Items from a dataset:
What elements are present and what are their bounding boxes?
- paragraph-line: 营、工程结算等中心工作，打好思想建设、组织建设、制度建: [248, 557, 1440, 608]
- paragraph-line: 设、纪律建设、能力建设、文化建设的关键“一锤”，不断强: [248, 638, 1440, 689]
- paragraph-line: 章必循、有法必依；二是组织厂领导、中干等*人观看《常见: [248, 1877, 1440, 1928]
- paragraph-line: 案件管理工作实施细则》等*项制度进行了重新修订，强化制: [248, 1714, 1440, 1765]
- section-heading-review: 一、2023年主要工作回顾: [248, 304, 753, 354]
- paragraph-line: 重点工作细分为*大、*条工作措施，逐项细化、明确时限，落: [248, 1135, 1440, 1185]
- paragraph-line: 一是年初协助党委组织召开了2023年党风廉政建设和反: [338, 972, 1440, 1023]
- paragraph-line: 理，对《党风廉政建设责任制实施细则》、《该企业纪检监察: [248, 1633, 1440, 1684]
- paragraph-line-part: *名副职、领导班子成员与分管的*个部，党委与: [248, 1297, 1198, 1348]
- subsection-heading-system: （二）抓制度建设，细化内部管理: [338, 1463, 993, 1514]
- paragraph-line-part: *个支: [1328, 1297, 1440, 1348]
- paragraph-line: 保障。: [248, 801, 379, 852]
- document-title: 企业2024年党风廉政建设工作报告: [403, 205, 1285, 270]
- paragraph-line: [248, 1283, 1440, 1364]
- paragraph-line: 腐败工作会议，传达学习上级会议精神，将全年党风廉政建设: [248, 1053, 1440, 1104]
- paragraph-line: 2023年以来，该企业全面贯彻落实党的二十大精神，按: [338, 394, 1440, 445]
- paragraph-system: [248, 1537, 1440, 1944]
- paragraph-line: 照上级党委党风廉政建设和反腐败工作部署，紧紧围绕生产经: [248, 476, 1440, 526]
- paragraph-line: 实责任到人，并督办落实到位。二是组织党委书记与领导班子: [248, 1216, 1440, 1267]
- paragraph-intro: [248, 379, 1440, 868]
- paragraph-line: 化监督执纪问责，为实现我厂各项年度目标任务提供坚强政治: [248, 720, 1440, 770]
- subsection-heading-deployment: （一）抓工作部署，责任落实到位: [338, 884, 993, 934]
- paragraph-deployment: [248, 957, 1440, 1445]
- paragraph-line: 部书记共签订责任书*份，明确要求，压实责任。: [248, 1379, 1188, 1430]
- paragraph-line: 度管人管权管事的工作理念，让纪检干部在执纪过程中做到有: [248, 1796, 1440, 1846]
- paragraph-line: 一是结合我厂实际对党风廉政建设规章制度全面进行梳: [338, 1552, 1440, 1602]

_Task_
Please recast each line of the material above as a JSON list of strings, one string per line, with blank lines left out.

_The response_
[
  "What elements are present and what are their bounding boxes?",
  "- paragraph-line: 营、工程结算等中心工作，打好思想建设、组织建设、制度建: [248, 557, 1440, 608]",
  "- paragraph-line: 设、纪律建设、能力建设、文化建设的关键“一锤”，不断强: [248, 638, 1440, 689]",
  "- paragraph-line: 章必循、有法必依；二是组织厂领导、中干等*人观看《常见: [248, 1877, 1440, 1928]",
  "- paragraph-line: 案件管理工作实施细则》等*项制度进行了重新修订，强化制: [248, 1714, 1440, 1765]",
  "- section-heading-review: 一、2023年主要工作回顾: [248, 304, 753, 354]",
  "- paragraph-line: 重点工作细分为*大、*条工作措施，逐项细化、明确时限，落: [248, 1135, 1440, 1185]",
  "- paragraph-line: 一是年初协助党委组织召开了2023年党风廉政建设和反: [338, 972, 1440, 1023]",
  "- paragraph-line: 理，对《党风廉政建设责任制实施细则》、《该企业纪检监察: [248, 1633, 1440, 1684]",
  "- paragraph-line-part: *名副职、领导班子成员与分管的*个部，党委与: [248, 1297, 1198, 1348]",
  "- subsection-heading-system: （二）抓制度建设，细化内部管理: [338, 1463, 993, 1514]",
  "- paragraph-line-part: *个支: [1328, 1297, 1440, 1348]",
  "- paragraph-line: 保障。: [248, 801, 379, 852]",
  "- document-title: 企业2024年党风廉政建设工作报告: [403, 205, 1285, 270]",
  "- paragraph-line: [248, 1283, 1440, 1364]",
  "- paragraph-line: 腐败工作会议，传达学习上级会议精神，将全年党风廉政建设: [248, 1053, 1440, 1104]",
  "- paragraph-line: 2023年以来，该企业全面贯彻落实党的二十大精神，按: [338, 394, 1440, 445]",
  "- paragraph-system: [248, 1537, 1440, 1944]",
  "- paragraph-line: 照上级党委党风廉政建设和反腐败工作部署，紧紧围绕生产经: [248, 476, 1440, 526]",
  "- paragraph-line: 实责任到人，并督办落实到位。二是组织党委书记与领导班子: [248, 1216, 1440, 1267]",
  "- paragraph-intro: [248, 379, 1440, 868]",
  "- paragraph-line: 化监督执纪问责，为实现我厂各项年度目标任务提供坚强政治: [248, 720, 1440, 770]",
  "- subsection-heading-deployment: （一）抓工作部署，责任落实到位: [338, 884, 993, 934]",
  "- paragraph-deployment: [248, 957, 1440, 1445]",
  "- paragraph-line: 部书记共签订责任书*份，明确要求，压实责任。: [248, 1379, 1188, 1430]",
  "- paragraph-line: 度管人管权管事的工作理念，让纪检干部在执纪过程中做到有: [248, 1796, 1440, 1846]",
  "- paragraph-line: 一是结合我厂实际对党风廉政建设规章制度全面进行梳: [338, 1552, 1440, 1602]"
]